┌─ Given information
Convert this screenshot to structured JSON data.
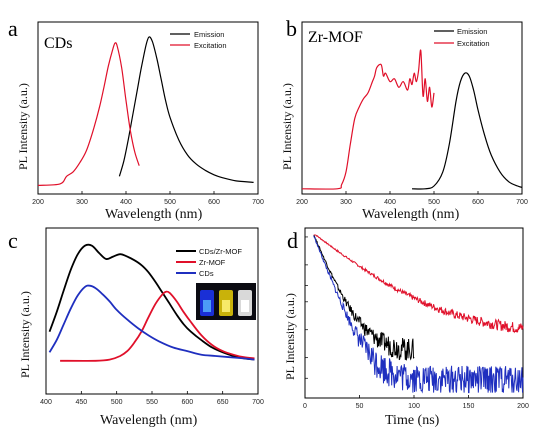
{
  "chart_data": [
    {
      "panel": "a",
      "type": "line",
      "title": "CDs",
      "xlabel": "Wavelength (nm)",
      "ylabel": "PL Intensity (a.u.)",
      "xlim": [
        200,
        700
      ],
      "xticks": [
        "200",
        "300",
        "400",
        "500",
        "600",
        "700"
      ],
      "legend_position": "top-right",
      "series": [
        {
          "name": "Emission",
          "color": "#000000",
          "x": [
            385,
            395,
            405,
            415,
            425,
            435,
            445,
            452,
            460,
            470,
            480,
            490,
            500,
            520,
            540,
            560,
            580,
            600,
            620,
            650,
            690
          ],
          "y": [
            0.06,
            0.16,
            0.3,
            0.46,
            0.62,
            0.78,
            0.92,
            0.98,
            0.95,
            0.84,
            0.7,
            0.56,
            0.45,
            0.3,
            0.2,
            0.14,
            0.1,
            0.07,
            0.05,
            0.03,
            0.02
          ]
        },
        {
          "name": "Excitation",
          "color": "#e0102a",
          "x": [
            200,
            250,
            265,
            280,
            295,
            310,
            325,
            340,
            350,
            360,
            370,
            375,
            380,
            390,
            400,
            410,
            420,
            430
          ],
          "y": [
            0.0,
            0.01,
            0.06,
            0.09,
            0.15,
            0.23,
            0.36,
            0.52,
            0.65,
            0.79,
            0.9,
            0.94,
            0.92,
            0.78,
            0.56,
            0.36,
            0.22,
            0.13
          ]
        }
      ]
    },
    {
      "panel": "b",
      "type": "line",
      "title": "Zr-MOF",
      "xlabel": "Wavelength (nm)",
      "ylabel": "PL Intensity (a.u.)",
      "xlim": [
        200,
        700
      ],
      "xticks": [
        "200",
        "300",
        "400",
        "500",
        "600",
        "700"
      ],
      "legend_position": "top-right",
      "series": [
        {
          "name": "Emission",
          "color": "#000000",
          "x": [
            450,
            480,
            500,
            520,
            535,
            550,
            560,
            570,
            580,
            590,
            600,
            615,
            630,
            650,
            670,
            690,
            700
          ],
          "y": [
            0.0,
            0.0,
            0.02,
            0.12,
            0.32,
            0.62,
            0.76,
            0.82,
            0.8,
            0.7,
            0.56,
            0.38,
            0.24,
            0.12,
            0.05,
            0.02,
            0.01
          ]
        },
        {
          "name": "Excitation",
          "color": "#e0102a",
          "x": [
            200,
            280,
            290,
            300,
            310,
            320,
            330,
            340,
            350,
            360,
            365,
            370,
            380,
            385,
            390,
            400,
            410,
            420,
            430,
            440,
            445,
            450,
            455,
            460,
            465,
            470,
            475,
            480,
            485,
            490,
            495,
            500
          ],
          "y": [
            0.0,
            0.0,
            0.03,
            0.12,
            0.32,
            0.5,
            0.58,
            0.64,
            0.68,
            0.76,
            0.8,
            0.86,
            0.88,
            0.8,
            0.82,
            0.76,
            0.78,
            0.72,
            0.76,
            0.7,
            0.78,
            0.74,
            0.82,
            0.76,
            0.84,
            0.98,
            0.66,
            0.78,
            0.62,
            0.72,
            0.58,
            0.68
          ]
        }
      ]
    },
    {
      "panel": "c",
      "type": "line",
      "xlabel": "Wavelength (nm)",
      "ylabel": "PL Intensity (a.u.)",
      "xlim": [
        400,
        700
      ],
      "xticks": [
        "400",
        "450",
        "500",
        "550",
        "600",
        "650",
        "700"
      ],
      "legend_position": "top-right",
      "inset": "photo of three vials (blue, yellow, white emission)",
      "series": [
        {
          "name": "CDs/Zr-MOF",
          "color": "#000000",
          "x": [
            405,
            415,
            425,
            435,
            445,
            455,
            465,
            475,
            485,
            495,
            505,
            515,
            525,
            535,
            545,
            555,
            565,
            575,
            585,
            595,
            605,
            620,
            635,
            650,
            665,
            680,
            695
          ],
          "y": [
            0.24,
            0.4,
            0.58,
            0.75,
            0.88,
            0.95,
            0.95,
            0.89,
            0.84,
            0.86,
            0.88,
            0.86,
            0.83,
            0.79,
            0.73,
            0.65,
            0.56,
            0.47,
            0.38,
            0.3,
            0.24,
            0.17,
            0.11,
            0.07,
            0.04,
            0.02,
            0.01
          ]
        },
        {
          "name": "Zr-MOF",
          "color": "#e0102a",
          "x": [
            420,
            470,
            490,
            505,
            515,
            525,
            535,
            545,
            555,
            565,
            570,
            575,
            585,
            595,
            605,
            620,
            635,
            650,
            665,
            680,
            695
          ],
          "y": [
            0.0,
            0.0,
            0.01,
            0.04,
            0.08,
            0.15,
            0.24,
            0.36,
            0.47,
            0.55,
            0.57,
            0.56,
            0.49,
            0.4,
            0.32,
            0.21,
            0.13,
            0.08,
            0.05,
            0.03,
            0.02
          ]
        },
        {
          "name": "CDs",
          "color": "#1f2fbf",
          "x": [
            405,
            415,
            425,
            435,
            445,
            455,
            462,
            470,
            480,
            490,
            500,
            515,
            530,
            545,
            560,
            580,
            600,
            620,
            640,
            660,
            680,
            695
          ],
          "y": [
            0.07,
            0.17,
            0.3,
            0.43,
            0.54,
            0.61,
            0.62,
            0.6,
            0.55,
            0.49,
            0.42,
            0.34,
            0.27,
            0.21,
            0.16,
            0.11,
            0.08,
            0.05,
            0.04,
            0.03,
            0.02,
            0.01
          ]
        }
      ]
    },
    {
      "panel": "d",
      "type": "line",
      "xlabel": "Time (ns)",
      "ylabel": "PL Intensity (a.u.)",
      "xlim": [
        0,
        200
      ],
      "xticks": [
        "0",
        "50",
        "100",
        "150",
        "200"
      ],
      "yscale": "log",
      "series": [
        {
          "color": "#e0102a",
          "tau": 45,
          "floor": 0.09,
          "xmax": 200,
          "noise": 0.025
        },
        {
          "color": "#000000",
          "tau": 15,
          "floor": 0.06,
          "xmax": 100,
          "noise": 0.03
        },
        {
          "color": "#1f2fbf",
          "tau": 14,
          "floor": 0.03,
          "xmax": 200,
          "noise": 0.03
        }
      ]
    }
  ]
}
└─
Extract the entries in full, exactly as they are, minus the pictures.

*Complete output*:
Convert this screenshot to structured JSON data.
{
  "chart_data": [
    {
      "panel": "a",
      "type": "line",
      "title": "CDs",
      "xlabel": "Wavelength (nm)",
      "ylabel": "PL Intensity (a.u.)",
      "xlim": [
        200,
        700
      ],
      "xticks": [
        "200",
        "300",
        "400",
        "500",
        "600",
        "700"
      ],
      "legend_position": "top-right",
      "series": [
        {
          "name": "Emission",
          "color": "#000000",
          "x": [
            385,
            395,
            405,
            415,
            425,
            435,
            445,
            452,
            460,
            470,
            480,
            490,
            500,
            520,
            540,
            560,
            580,
            600,
            620,
            650,
            690
          ],
          "y": [
            0.06,
            0.16,
            0.3,
            0.46,
            0.62,
            0.78,
            0.92,
            0.98,
            0.95,
            0.84,
            0.7,
            0.56,
            0.45,
            0.3,
            0.2,
            0.14,
            0.1,
            0.07,
            0.05,
            0.03,
            0.02
          ]
        },
        {
          "name": "Excitation",
          "color": "#e0102a",
          "x": [
            200,
            250,
            265,
            280,
            295,
            310,
            325,
            340,
            350,
            360,
            370,
            375,
            380,
            390,
            400,
            410,
            420,
            430
          ],
          "y": [
            0.0,
            0.01,
            0.06,
            0.09,
            0.15,
            0.23,
            0.36,
            0.52,
            0.65,
            0.79,
            0.9,
            0.94,
            0.92,
            0.78,
            0.56,
            0.36,
            0.22,
            0.13
          ]
        }
      ]
    },
    {
      "panel": "b",
      "type": "line",
      "title": "Zr-MOF",
      "xlabel": "Wavelength (nm)",
      "ylabel": "PL Intensity (a.u.)",
      "xlim": [
        200,
        700
      ],
      "xticks": [
        "200",
        "300",
        "400",
        "500",
        "600",
        "700"
      ],
      "legend_position": "top-right",
      "series": [
        {
          "name": "Emission",
          "color": "#000000",
          "x": [
            450,
            480,
            500,
            520,
            535,
            550,
            560,
            570,
            580,
            590,
            600,
            615,
            630,
            650,
            670,
            690,
            700
          ],
          "y": [
            0.0,
            0.0,
            0.02,
            0.12,
            0.32,
            0.62,
            0.76,
            0.82,
            0.8,
            0.7,
            0.56,
            0.38,
            0.24,
            0.12,
            0.05,
            0.02,
            0.01
          ]
        },
        {
          "name": "Excitation",
          "color": "#e0102a",
          "x": [
            200,
            280,
            290,
            300,
            310,
            320,
            330,
            340,
            350,
            360,
            365,
            370,
            380,
            385,
            390,
            400,
            410,
            420,
            430,
            440,
            445,
            450,
            455,
            460,
            465,
            470,
            475,
            480,
            485,
            490,
            495,
            500
          ],
          "y": [
            0.0,
            0.0,
            0.03,
            0.12,
            0.32,
            0.5,
            0.58,
            0.64,
            0.68,
            0.76,
            0.8,
            0.86,
            0.88,
            0.8,
            0.82,
            0.76,
            0.78,
            0.72,
            0.76,
            0.7,
            0.78,
            0.74,
            0.82,
            0.76,
            0.84,
            0.98,
            0.66,
            0.78,
            0.62,
            0.72,
            0.58,
            0.68
          ]
        }
      ]
    },
    {
      "panel": "c",
      "type": "line",
      "xlabel": "Wavelength (nm)",
      "ylabel": "PL Intensity (a.u.)",
      "xlim": [
        400,
        700
      ],
      "xticks": [
        "400",
        "450",
        "500",
        "550",
        "600",
        "650",
        "700"
      ],
      "legend_position": "top-right",
      "inset": "photo of three vials (blue, yellow, white emission)",
      "series": [
        {
          "name": "CDs/Zr-MOF",
          "color": "#000000",
          "x": [
            405,
            415,
            425,
            435,
            445,
            455,
            465,
            475,
            485,
            495,
            505,
            515,
            525,
            535,
            545,
            555,
            565,
            575,
            585,
            595,
            605,
            620,
            635,
            650,
            665,
            680,
            695
          ],
          "y": [
            0.24,
            0.4,
            0.58,
            0.75,
            0.88,
            0.95,
            0.95,
            0.89,
            0.84,
            0.86,
            0.88,
            0.86,
            0.83,
            0.79,
            0.73,
            0.65,
            0.56,
            0.47,
            0.38,
            0.3,
            0.24,
            0.17,
            0.11,
            0.07,
            0.04,
            0.02,
            0.01
          ]
        },
        {
          "name": "Zr-MOF",
          "color": "#e0102a",
          "x": [
            420,
            470,
            490,
            505,
            515,
            525,
            535,
            545,
            555,
            565,
            570,
            575,
            585,
            595,
            605,
            620,
            635,
            650,
            665,
            680,
            695
          ],
          "y": [
            0.0,
            0.0,
            0.01,
            0.04,
            0.08,
            0.15,
            0.24,
            0.36,
            0.47,
            0.55,
            0.57,
            0.56,
            0.49,
            0.4,
            0.32,
            0.21,
            0.13,
            0.08,
            0.05,
            0.03,
            0.02
          ]
        },
        {
          "name": "CDs",
          "color": "#1f2fbf",
          "x": [
            405,
            415,
            425,
            435,
            445,
            455,
            462,
            470,
            480,
            490,
            500,
            515,
            530,
            545,
            560,
            580,
            600,
            620,
            640,
            660,
            680,
            695
          ],
          "y": [
            0.07,
            0.17,
            0.3,
            0.43,
            0.54,
            0.61,
            0.62,
            0.6,
            0.55,
            0.49,
            0.42,
            0.34,
            0.27,
            0.21,
            0.16,
            0.11,
            0.08,
            0.05,
            0.04,
            0.03,
            0.02,
            0.01
          ]
        }
      ]
    },
    {
      "panel": "d",
      "type": "line",
      "xlabel": "Time (ns)",
      "ylabel": "PL Intensity (a.u.)",
      "xlim": [
        0,
        200
      ],
      "xticks": [
        "0",
        "50",
        "100",
        "150",
        "200"
      ],
      "yscale": "log",
      "series": [
        {
          "color": "#e0102a",
          "tau": 45,
          "floor": 0.09,
          "xmax": 200,
          "noise": 0.025
        },
        {
          "color": "#000000",
          "tau": 15,
          "floor": 0.06,
          "xmax": 100,
          "noise": 0.03
        },
        {
          "color": "#1f2fbf",
          "tau": 14,
          "floor": 0.03,
          "xmax": 200,
          "noise": 0.03
        }
      ]
    }
  ]
}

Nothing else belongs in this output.